> [Data records]
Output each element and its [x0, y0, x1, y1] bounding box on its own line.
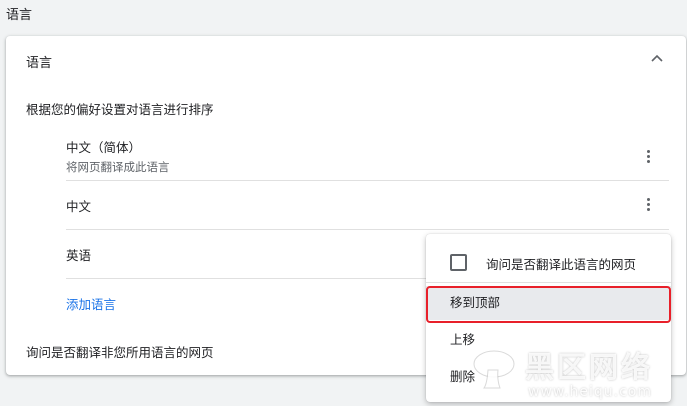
add-language-button[interactable]: 添加语言 [66, 294, 116, 313]
more-vert-icon[interactable] [640, 194, 656, 214]
watermark-url: www.heiqu.com [528, 384, 653, 400]
divider [66, 229, 669, 230]
language-row: 中文 [66, 196, 669, 215]
language-subtitle: 将网页翻译成此语言 [66, 160, 170, 174]
sort-hint: 根据您的偏好设置对语言进行排序 [26, 102, 214, 117]
translate-checkbox-label[interactable]: 询问是否翻译此语言的网页 [486, 254, 636, 273]
language-name: 中文（简体） [66, 140, 142, 155]
translate-offer-label: 询问是否翻译非您所用语言的网页 [26, 345, 214, 360]
section-title: 语言 [6, 8, 33, 23]
language-row: 中文（简体） 将网页翻译成此语言 [66, 137, 669, 175]
menu-item-label: 上移 [450, 332, 476, 347]
translate-checkbox[interactable] [450, 254, 467, 271]
menu-item-label: 删除 [450, 369, 476, 384]
mushroom-logo-icon [473, 350, 515, 389]
menu-divider [426, 282, 671, 283]
chevron-up-icon[interactable] [650, 52, 664, 66]
watermark-text: 黑区网络 [525, 350, 654, 384]
divider [66, 180, 669, 181]
more-vert-icon[interactable] [640, 146, 656, 166]
card-header-title: 语言 [26, 56, 53, 71]
annotation-highlight [426, 286, 671, 323]
watermark: 黑区网络 www.heiqu.com [470, 340, 687, 406]
language-name: 中文 [66, 199, 92, 214]
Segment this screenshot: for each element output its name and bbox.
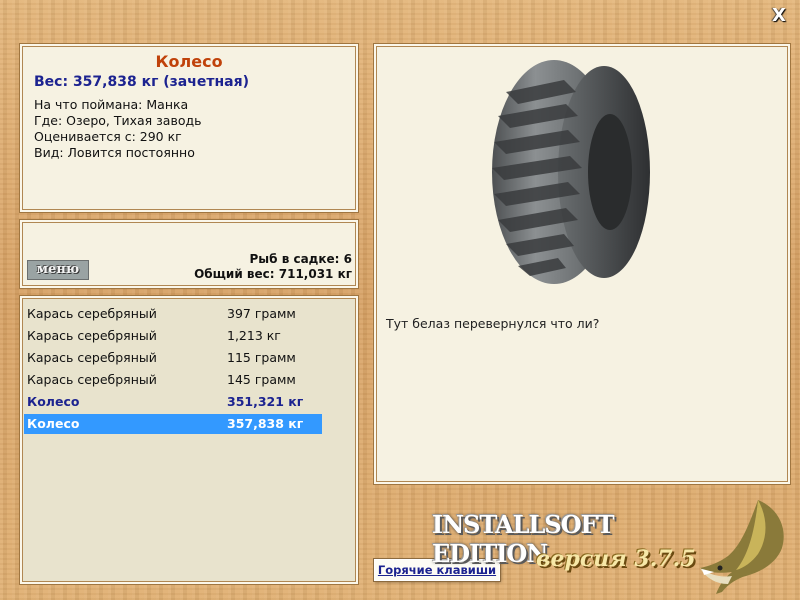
list-item-name: Колесо [27, 416, 80, 431]
list-item-name: Карась серебряный [27, 306, 157, 321]
catch-info-panel: Колесо Вес: 357,838 кг (зачетная) На что… [20, 44, 358, 212]
keepnet-total-weight: Общий вес: 711,031 кг [194, 267, 352, 281]
list-item[interactable]: Колесо 351,321 кг [24, 392, 322, 412]
catch-kind: Вид: Ловится постоянно [34, 145, 195, 160]
list-item-weight: 351,321 кг [227, 394, 304, 409]
tire-image [492, 60, 650, 284]
keepnet-stats-panel: меню Рыб в садке: 6 Общий вес: 711,031 к… [20, 220, 358, 288]
list-item-weight: 145 грамм [227, 372, 296, 387]
list-item-name: Колесо [27, 394, 80, 409]
list-item[interactable]: Карась серебряный 397 грамм [24, 304, 322, 324]
catch-valued: Оценивается с: 290 кг [34, 129, 182, 144]
catch-weight: Вес: 357,838 кг (зачетная) [34, 74, 249, 90]
version-label: версия 3.7.5 [536, 546, 696, 572]
list-item-weight: 115 грамм [227, 350, 296, 365]
list-item-weight: 1,213 кг [227, 328, 281, 343]
catch-comment: Тут белаз перевернулся что ли? [386, 316, 600, 331]
close-button[interactable]: X [768, 6, 790, 26]
catch-bait: На что поймана: Манка [34, 97, 189, 112]
catch-title: Колесо [155, 52, 223, 71]
list-item-name: Карась серебряный [27, 372, 157, 387]
menu-button[interactable]: меню [27, 260, 89, 280]
list-item-name: Карась серебряный [27, 328, 157, 343]
list-item-weight: 397 грамм [227, 306, 296, 321]
list-item-weight: 357,838 кг [227, 416, 304, 431]
catch-location: Где: Озеро, Тихая заводь [34, 113, 202, 128]
list-item-selected[interactable]: Колесо 357,838 кг [24, 414, 322, 434]
list-item[interactable]: Карась серебряный 145 грамм [24, 370, 322, 390]
pike-logo-icon [700, 500, 784, 594]
list-item[interactable]: Карась серебряный 115 грамм [24, 348, 322, 368]
catch-detail-panel: Тут белаз перевернулся что ли? [374, 44, 790, 484]
keepnet-count: Рыб в садке: 6 [249, 252, 353, 266]
list-item-name: Карась серебряный [27, 350, 157, 365]
catch-list: Карась серебряный 397 грамм Карась сереб… [20, 296, 358, 584]
list-item[interactable]: Карась серебряный 1,213 кг [24, 326, 322, 346]
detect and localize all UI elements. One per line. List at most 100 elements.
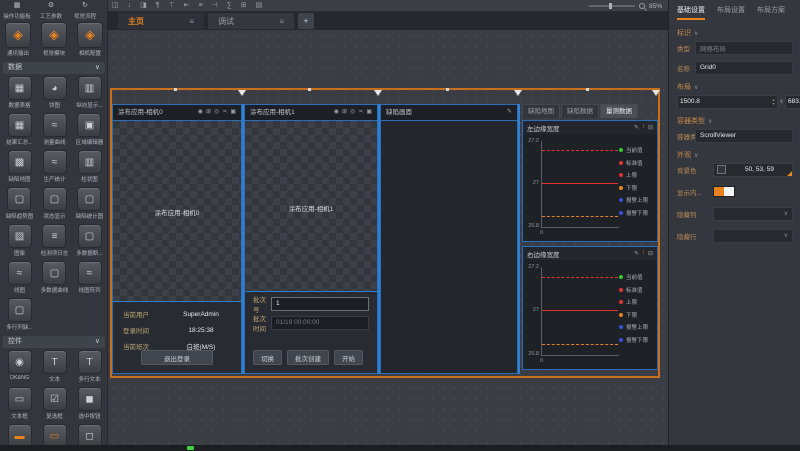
data-view-tab[interactable]: 缺陷地图: [522, 104, 560, 118]
sidebar-tool-item[interactable]: ◈ 视觉模块: [36, 22, 72, 57]
sidebar-item[interactable]: ◉ OK&NG: [8, 350, 32, 387]
section-container-type[interactable]: 容器类型 ∨: [677, 116, 712, 126]
toolbar-icon[interactable]: ⇤: [184, 0, 190, 12]
sidebar-item[interactable]: T 多行文本: [78, 350, 102, 387]
panel-tool-icon[interactable]: ▣: [230, 105, 236, 120]
sidebar-item[interactable]: ◼ 选中按钮: [78, 387, 102, 424]
toolbar-icon[interactable]: ⊣: [212, 0, 218, 12]
zoom-slider[interactable]: [589, 5, 635, 7]
document-tab[interactable]: 调试 ≡: [208, 13, 294, 29]
hidden-rows-dropdown[interactable]: ∨: [713, 229, 793, 243]
sidebar-item[interactable]: ≈ 生产统计: [43, 150, 67, 187]
properties-tab[interactable]: 布局方案: [757, 5, 785, 20]
height-stepper[interactable]: ▴▾: [785, 95, 800, 109]
sidebar-item[interactable]: ≡ 检测项日志: [41, 224, 69, 261]
logout-button[interactable]: 退出登录: [141, 350, 213, 365]
sidebar-item[interactable]: ◻: [78, 424, 102, 445]
section-appearance[interactable]: 外观 ∨: [677, 150, 698, 160]
sidebar-tool-item[interactable]: ◈ 相机配置: [72, 22, 108, 57]
design-surface[interactable]: 涂布应用-相机0 ◉ ⊞ ◎ ≍ ▣: [108, 30, 668, 445]
sidebar-item[interactable]: ☑ 复选框: [43, 387, 67, 424]
sidebar-item[interactable]: ≈ 测量曲线: [43, 113, 67, 150]
section-header-controls[interactable]: 控件 ∨: [3, 336, 105, 348]
show-content-toggle[interactable]: [713, 186, 735, 197]
width-stepper[interactable]: ▴▾: [677, 95, 778, 109]
sidebar-item[interactable]: ▢ 多数据曲线: [41, 261, 69, 298]
sidebar-item[interactable]: ≈ 线图: [8, 261, 32, 298]
data-view-tab[interactable]: 缺陷数据: [561, 104, 599, 118]
sidebar-item[interactable]: ▢ 状态显示: [43, 187, 67, 224]
column-handle-icon[interactable]: [652, 90, 660, 96]
column-handle-icon[interactable]: [514, 90, 522, 96]
toolbar-icon[interactable]: ⊤: [169, 0, 175, 12]
toolbar-icon[interactable]: ≡: [199, 0, 203, 12]
chart-tool-icon[interactable]: ↑: [642, 250, 645, 257]
toolbar-icon[interactable]: ¶: [156, 0, 160, 12]
panel-tool-icon[interactable]: ◉: [198, 105, 203, 120]
menu-icon[interactable]: ≡: [189, 17, 194, 26]
chart-tool-icon[interactable]: ✎: [634, 124, 639, 131]
menu-icon[interactable]: ≡: [279, 17, 284, 26]
sidebar-item[interactable]: ▦ 结果汇总...: [6, 113, 33, 150]
document-tab[interactable]: 主页 ≡: [118, 13, 204, 29]
sidebar-item[interactable]: ▥ 柱状图: [78, 150, 102, 187]
chart-tool-icon[interactable]: ⊟: [648, 124, 653, 131]
panel-tool-icon[interactable]: ◎: [350, 105, 355, 120]
section-identity[interactable]: 标识 ∨: [677, 28, 698, 38]
name-input[interactable]: [695, 61, 793, 75]
sidebar-item[interactable]: ◕ 饼图: [43, 76, 67, 113]
panel-camera0[interactable]: 涂布应用-相机0 ◉ ⊞ ◎ ≍ ▣: [112, 104, 242, 374]
column-splitter[interactable]: [518, 104, 520, 374]
toolbar-icon[interactable]: ◨: [140, 0, 147, 12]
hidden-columns-dropdown[interactable]: ∨: [713, 207, 793, 221]
panel-tool-icon[interactable]: ≍: [222, 105, 227, 120]
sidebar-item[interactable]: ▥ 纵向显示...: [76, 76, 103, 113]
background-color-picker[interactable]: 50, 53, 59: [713, 163, 793, 177]
sidebar-tool-item[interactable]: ◈ 通讯输出: [0, 22, 36, 57]
batch-button[interactable]: 切换: [253, 350, 282, 365]
column-handle-icon[interactable]: [374, 90, 382, 96]
image-viewport[interactable]: 涂布应用-相机1: [245, 121, 377, 291]
toolbar-icon[interactable]: ↓: [128, 0, 132, 12]
panel-tool-icon[interactable]: ≍: [358, 105, 363, 120]
sidebar-item[interactable]: ▦ 数据表格: [8, 76, 32, 113]
chart-tool-icon[interactable]: ⊟: [648, 250, 653, 257]
sidebar-item[interactable]: ▣ 区域编辑器: [76, 113, 104, 150]
sidebar-top-item[interactable]: ⚙ 工艺参数: [34, 1, 68, 20]
toolbar-icon[interactable]: ∑: [227, 0, 232, 12]
sidebar-item[interactable]: ▭: [43, 424, 67, 445]
sidebar-item[interactable]: T 文本: [43, 350, 67, 387]
panel-camera1[interactable]: 涂布应用-相机1 ◉ ⊞ ◎ ≍ ▣: [244, 104, 378, 374]
column-splitter[interactable]: [242, 104, 244, 374]
container-type-input[interactable]: [695, 129, 793, 143]
chart-tool-icon[interactable]: ↑: [642, 124, 645, 131]
sidebar-item[interactable]: ▭ 文本框: [8, 387, 32, 424]
chart-tool-icon[interactable]: ✎: [634, 250, 639, 257]
toolbar-icon[interactable]: ◫: [112, 0, 119, 12]
panel-tool-icon[interactable]: ◉: [334, 105, 339, 120]
panel-defect[interactable]: 缺陷画面 ✎: [380, 104, 518, 374]
toolbar-icon[interactable]: ⊞: [241, 0, 247, 12]
panel-tool-icon[interactable]: ⊞: [206, 105, 211, 120]
sidebar-top-item[interactable]: ▦ 操作功能板: [0, 1, 34, 20]
batch-time-input[interactable]: [271, 316, 369, 330]
image-viewport[interactable]: 涂布应用-相机0: [113, 121, 241, 301]
batch-no-input[interactable]: [271, 297, 369, 311]
properties-tab[interactable]: 基础设置: [677, 5, 705, 20]
sidebar-item[interactable]: ▢ 缺陷统计图: [76, 187, 104, 224]
sidebar-item[interactable]: ▨ 图像: [8, 224, 32, 261]
add-tab-button[interactable]: +: [298, 13, 314, 29]
sidebar-item[interactable]: ▩ 缺陷地图: [8, 150, 32, 187]
sidebar-item[interactable]: ≈ 线图阵列: [78, 261, 102, 298]
panel-tool-icon[interactable]: ▣: [366, 105, 372, 120]
panel-tool-icon[interactable]: ◎: [214, 105, 219, 120]
section-layout[interactable]: 布局 ∨: [677, 82, 698, 92]
sidebar-item[interactable]: ▢ 缺陷趋势图: [6, 187, 34, 224]
batch-button[interactable]: 批次创建: [287, 350, 329, 365]
section-header-data[interactable]: 数据 ∨: [3, 62, 105, 74]
sidebar-item[interactable]: ▢ 多行列缺...: [6, 298, 33, 335]
column-handle-icon[interactable]: [238, 90, 246, 96]
properties-tab[interactable]: 布局设置: [717, 5, 745, 20]
sidebar-item[interactable]: ▢ 多数据断...: [76, 224, 103, 261]
batch-button[interactable]: 开始: [334, 350, 363, 365]
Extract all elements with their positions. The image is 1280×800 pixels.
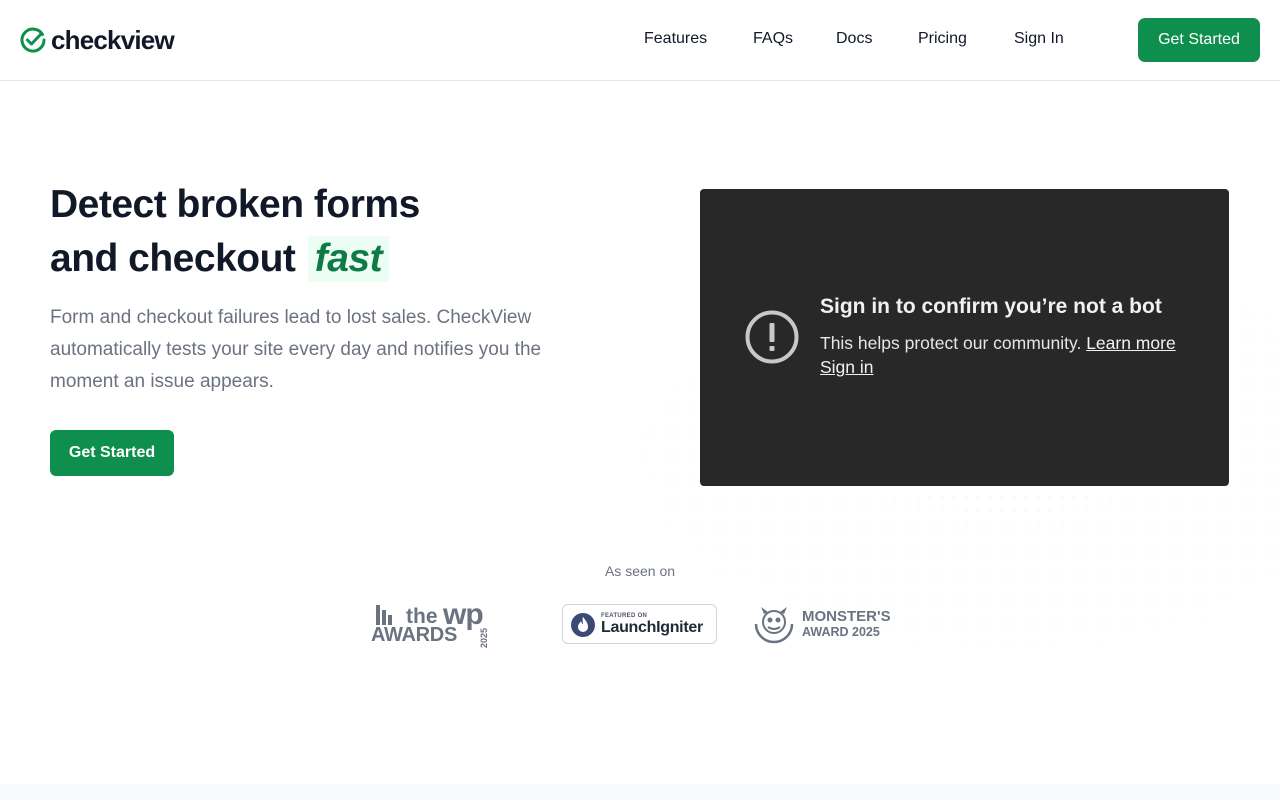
- hero-title-line2-text: and checkout: [50, 237, 296, 280]
- flame-icon: [571, 613, 595, 637]
- learn-more-link[interactable]: Learn more: [1086, 333, 1176, 353]
- monsters-award-logo: MONSTER'S AWARD 2025: [752, 604, 891, 644]
- hero-get-started-button[interactable]: Get Started: [50, 430, 174, 476]
- monster-mascot-icon: [754, 607, 794, 644]
- as-seen-on-label: As seen on: [604, 563, 676, 579]
- header-get-started-button[interactable]: Get Started: [1138, 18, 1260, 62]
- video-sign-in-link[interactable]: Sign in: [820, 357, 874, 377]
- nav-sign-in[interactable]: Sign In: [1014, 30, 1064, 48]
- hero-title-highlight: fast: [307, 236, 390, 282]
- launchigniter-name: LaunchIgniter: [601, 619, 703, 636]
- hero-title-line1: Detect broken forms: [50, 183, 420, 226]
- video-message-body: This helps protect our community. Learn …: [820, 331, 1200, 379]
- logo-link[interactable]: checkview: [20, 24, 175, 56]
- next-section-edge: [0, 784, 1280, 800]
- monster-award-line1: MONSTER'S: [802, 608, 891, 625]
- launchigniter-badge[interactable]: FEATURED ON LaunchIgniter: [562, 604, 717, 644]
- site-header: checkview Features FAQs Docs Pricing Sig…: [0, 0, 1280, 81]
- hero-description: Form and checkout failures lead to lost …: [50, 307, 542, 392]
- monster-award-line2: AWARD 2025: [802, 625, 880, 639]
- logo-text: checkview: [51, 24, 175, 55]
- nav-pricing[interactable]: Pricing: [918, 30, 967, 48]
- video-embed[interactable]: Sign in to confirm you’re not a bot This…: [700, 189, 1229, 486]
- wp-award-year: 2025: [479, 628, 489, 649]
- video-message-title: Sign in to confirm you’re not a bot: [820, 295, 1162, 318]
- check-circle-icon: [20, 27, 46, 53]
- nav-faqs[interactable]: FAQs: [753, 30, 793, 48]
- nav-docs[interactable]: Docs: [836, 30, 872, 48]
- wp-award-awards: AWARDS: [371, 624, 457, 646]
- nav-features[interactable]: Features: [644, 30, 707, 48]
- exclamation-circle-icon: [745, 310, 799, 364]
- hero-title-line2: and checkout fast: [50, 232, 610, 286]
- hero-title: Detect broken forms and checkout fast: [50, 178, 610, 286]
- video-message-text: This helps protect our community.: [820, 333, 1082, 353]
- wp-awards-logo: the WP AWARDS 2025: [370, 598, 500, 649]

> [The request] Can you turn the lines of the material into a numbered list, starting at the line that has "data-view-tab[interactable]: 缺陷地图: [522, 104, 560, 118]" and stopping after the line that has "properties-tab[interactable]: 布局方案: [757, 5, 785, 20]", with no other lines and any blank lines left out?

> [Task solution]
1. data-view-tab[interactable]: 缺陷地图: [522, 104, 560, 118]
2. sidebar-tool-item[interactable]: ◈ 视觉模块: [36, 22, 72, 57]
3. sidebar-item[interactable]: ◉ OK&NG: [8, 350, 32, 387]
4. section-container-type[interactable]: 容器类型 ∨: [677, 116, 712, 126]
5. toolbar-icon[interactable]: ⇤: [184, 0, 190, 12]
6. sidebar-item[interactable]: T 多行文本: [78, 350, 102, 387]
7. panel-tool-icon[interactable]: ▣: [230, 105, 236, 120]
8. sidebar-item[interactable]: ◼ 选中按钮: [78, 387, 102, 424]
9. toolbar-icon[interactable]: ⊣: [212, 0, 218, 12]
10. zoom-slider[interactable]: [589, 5, 635, 7]
11. document-tab[interactable]: 调试 ≡: [208, 13, 294, 29]
12. hidden-rows-dropdown[interactable]: ∨: [713, 229, 793, 243]
13. sidebar-item[interactable]: ≈ 生产统计: [43, 150, 67, 187]
14. properties-tab[interactable]: 布局方案: [757, 5, 785, 20]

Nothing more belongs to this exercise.